WHAT IS BEING ASKED:
Lines containing the string "holding" are to be counted; report only how many there are.

━━━━━ INPUT FOR THIS TASK

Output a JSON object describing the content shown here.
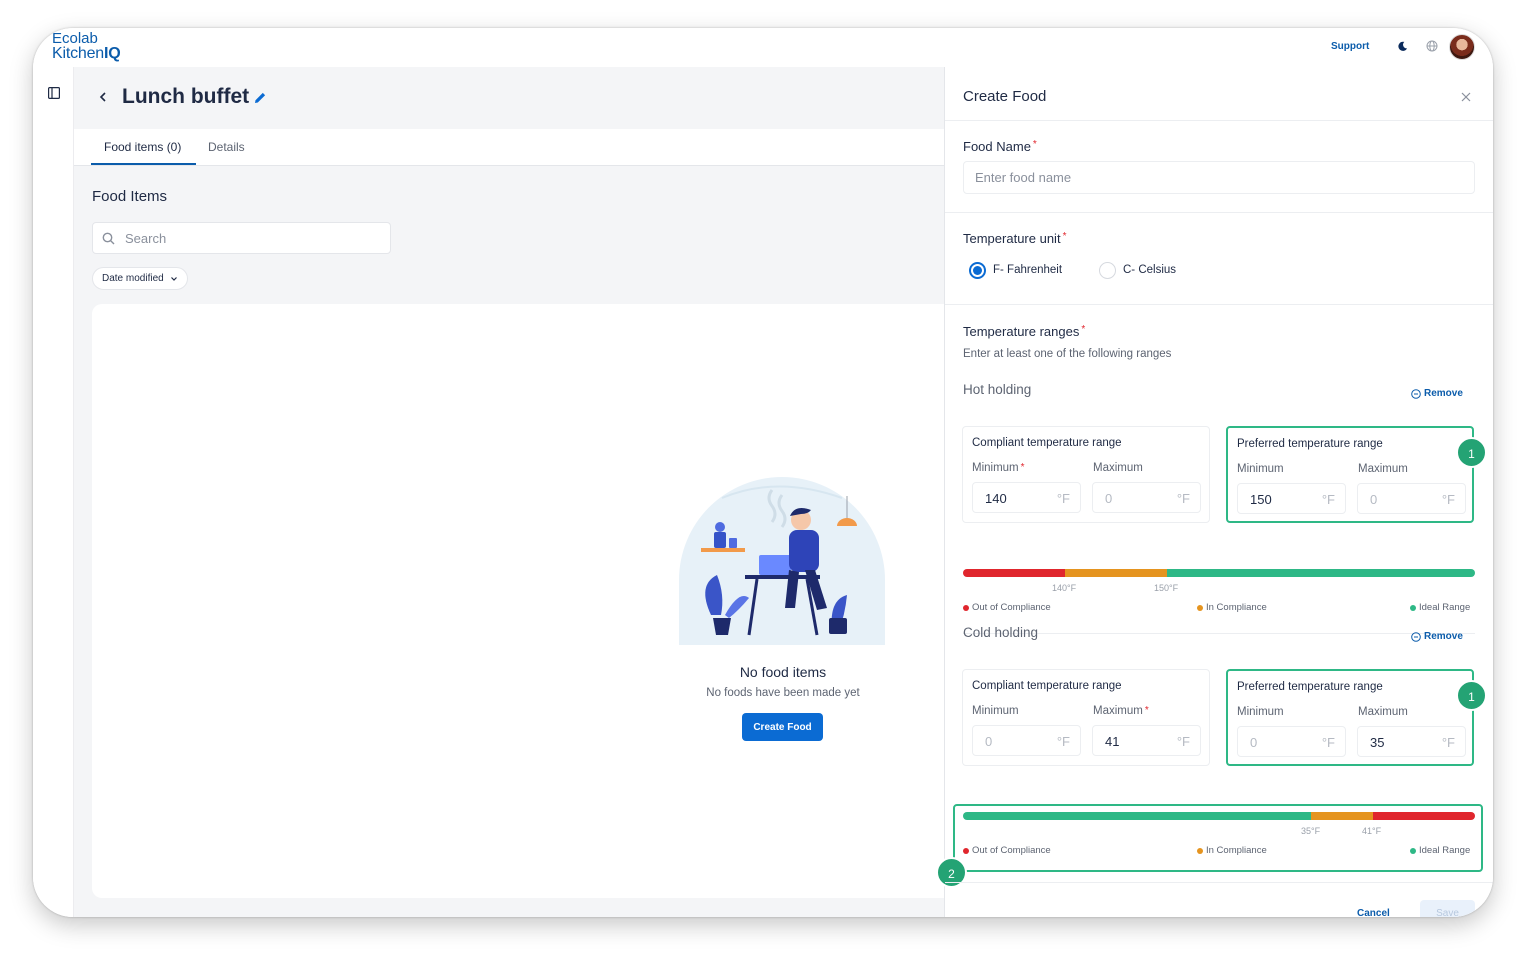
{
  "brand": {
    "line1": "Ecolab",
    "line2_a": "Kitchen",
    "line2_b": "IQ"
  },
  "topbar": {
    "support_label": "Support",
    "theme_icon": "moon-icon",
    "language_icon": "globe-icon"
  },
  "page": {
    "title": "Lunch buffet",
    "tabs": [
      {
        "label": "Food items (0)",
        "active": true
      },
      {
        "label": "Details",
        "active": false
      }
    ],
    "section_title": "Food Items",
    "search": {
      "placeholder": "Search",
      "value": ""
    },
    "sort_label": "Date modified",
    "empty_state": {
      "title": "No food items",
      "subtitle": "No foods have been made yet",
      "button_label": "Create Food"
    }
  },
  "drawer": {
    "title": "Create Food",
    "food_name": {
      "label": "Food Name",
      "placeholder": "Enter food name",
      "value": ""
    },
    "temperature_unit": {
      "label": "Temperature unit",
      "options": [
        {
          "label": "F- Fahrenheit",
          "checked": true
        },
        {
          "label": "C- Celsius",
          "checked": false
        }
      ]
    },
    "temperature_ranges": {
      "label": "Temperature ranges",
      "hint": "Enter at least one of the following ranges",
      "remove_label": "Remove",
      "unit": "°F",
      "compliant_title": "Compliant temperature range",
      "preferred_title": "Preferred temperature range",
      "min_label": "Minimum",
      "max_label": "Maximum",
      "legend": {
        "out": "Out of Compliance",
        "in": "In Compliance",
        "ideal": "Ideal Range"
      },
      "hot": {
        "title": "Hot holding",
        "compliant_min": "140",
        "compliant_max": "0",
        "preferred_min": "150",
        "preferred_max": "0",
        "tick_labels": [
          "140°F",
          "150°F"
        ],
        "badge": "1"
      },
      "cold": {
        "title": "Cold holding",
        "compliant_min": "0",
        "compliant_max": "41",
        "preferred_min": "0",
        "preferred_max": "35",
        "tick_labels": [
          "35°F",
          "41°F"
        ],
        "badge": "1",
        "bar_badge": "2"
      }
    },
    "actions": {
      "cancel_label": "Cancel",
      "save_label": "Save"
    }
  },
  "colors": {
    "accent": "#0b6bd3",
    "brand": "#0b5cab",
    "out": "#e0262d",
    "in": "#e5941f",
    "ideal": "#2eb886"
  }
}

━━━━━━━━━━

ANSWER FOR THE TASK:
2